* start Information provided *

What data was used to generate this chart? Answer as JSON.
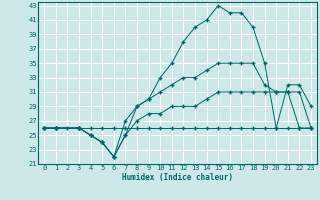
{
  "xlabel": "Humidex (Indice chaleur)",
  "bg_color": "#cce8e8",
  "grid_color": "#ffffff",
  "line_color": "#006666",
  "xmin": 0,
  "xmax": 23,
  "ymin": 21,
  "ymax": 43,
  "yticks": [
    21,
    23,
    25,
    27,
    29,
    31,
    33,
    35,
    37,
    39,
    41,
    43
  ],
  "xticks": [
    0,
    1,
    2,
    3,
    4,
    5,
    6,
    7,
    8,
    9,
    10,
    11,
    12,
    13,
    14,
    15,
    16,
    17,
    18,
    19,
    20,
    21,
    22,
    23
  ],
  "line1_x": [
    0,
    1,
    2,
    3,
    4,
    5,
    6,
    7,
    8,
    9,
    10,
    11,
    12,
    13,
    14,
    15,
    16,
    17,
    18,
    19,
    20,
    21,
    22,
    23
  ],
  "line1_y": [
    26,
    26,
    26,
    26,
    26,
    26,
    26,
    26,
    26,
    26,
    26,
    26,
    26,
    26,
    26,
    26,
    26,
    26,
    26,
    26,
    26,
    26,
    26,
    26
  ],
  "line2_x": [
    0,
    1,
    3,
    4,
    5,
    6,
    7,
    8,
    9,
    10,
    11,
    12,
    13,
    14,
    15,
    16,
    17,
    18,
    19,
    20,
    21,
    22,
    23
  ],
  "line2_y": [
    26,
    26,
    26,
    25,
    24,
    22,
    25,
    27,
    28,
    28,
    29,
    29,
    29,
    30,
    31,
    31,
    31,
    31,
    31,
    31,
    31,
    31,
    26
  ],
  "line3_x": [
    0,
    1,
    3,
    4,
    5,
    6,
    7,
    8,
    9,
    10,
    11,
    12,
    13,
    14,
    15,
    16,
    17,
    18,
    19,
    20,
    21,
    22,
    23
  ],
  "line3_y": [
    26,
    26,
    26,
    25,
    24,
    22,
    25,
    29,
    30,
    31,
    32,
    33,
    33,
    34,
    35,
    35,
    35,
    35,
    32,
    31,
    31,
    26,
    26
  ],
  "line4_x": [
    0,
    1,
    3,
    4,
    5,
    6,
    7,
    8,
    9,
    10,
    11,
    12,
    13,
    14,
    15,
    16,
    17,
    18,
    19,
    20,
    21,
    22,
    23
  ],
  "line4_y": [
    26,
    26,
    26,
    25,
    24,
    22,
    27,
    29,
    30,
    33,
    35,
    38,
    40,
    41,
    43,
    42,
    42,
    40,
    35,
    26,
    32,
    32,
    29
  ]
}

* end Information provided *

### [Exercise objective]
Drop the images and repeat the data exactly.

### [Result of the exercise]
What data was used to generate this chart? Answer as JSON.
{
  "xlabel": "Humidex (Indice chaleur)",
  "bg_color": "#cce8e8",
  "grid_color": "#ffffff",
  "line_color": "#006666",
  "xmin": 0,
  "xmax": 23,
  "ymin": 21,
  "ymax": 43,
  "yticks": [
    21,
    23,
    25,
    27,
    29,
    31,
    33,
    35,
    37,
    39,
    41,
    43
  ],
  "xticks": [
    0,
    1,
    2,
    3,
    4,
    5,
    6,
    7,
    8,
    9,
    10,
    11,
    12,
    13,
    14,
    15,
    16,
    17,
    18,
    19,
    20,
    21,
    22,
    23
  ],
  "line1_x": [
    0,
    1,
    2,
    3,
    4,
    5,
    6,
    7,
    8,
    9,
    10,
    11,
    12,
    13,
    14,
    15,
    16,
    17,
    18,
    19,
    20,
    21,
    22,
    23
  ],
  "line1_y": [
    26,
    26,
    26,
    26,
    26,
    26,
    26,
    26,
    26,
    26,
    26,
    26,
    26,
    26,
    26,
    26,
    26,
    26,
    26,
    26,
    26,
    26,
    26,
    26
  ],
  "line2_x": [
    0,
    1,
    3,
    4,
    5,
    6,
    7,
    8,
    9,
    10,
    11,
    12,
    13,
    14,
    15,
    16,
    17,
    18,
    19,
    20,
    21,
    22,
    23
  ],
  "line2_y": [
    26,
    26,
    26,
    25,
    24,
    22,
    25,
    27,
    28,
    28,
    29,
    29,
    29,
    30,
    31,
    31,
    31,
    31,
    31,
    31,
    31,
    31,
    26
  ],
  "line3_x": [
    0,
    1,
    3,
    4,
    5,
    6,
    7,
    8,
    9,
    10,
    11,
    12,
    13,
    14,
    15,
    16,
    17,
    18,
    19,
    20,
    21,
    22,
    23
  ],
  "line3_y": [
    26,
    26,
    26,
    25,
    24,
    22,
    25,
    29,
    30,
    31,
    32,
    33,
    33,
    34,
    35,
    35,
    35,
    35,
    32,
    31,
    31,
    26,
    26
  ],
  "line4_x": [
    0,
    1,
    3,
    4,
    5,
    6,
    7,
    8,
    9,
    10,
    11,
    12,
    13,
    14,
    15,
    16,
    17,
    18,
    19,
    20,
    21,
    22,
    23
  ],
  "line4_y": [
    26,
    26,
    26,
    25,
    24,
    22,
    27,
    29,
    30,
    33,
    35,
    38,
    40,
    41,
    43,
    42,
    42,
    40,
    35,
    26,
    32,
    32,
    29
  ]
}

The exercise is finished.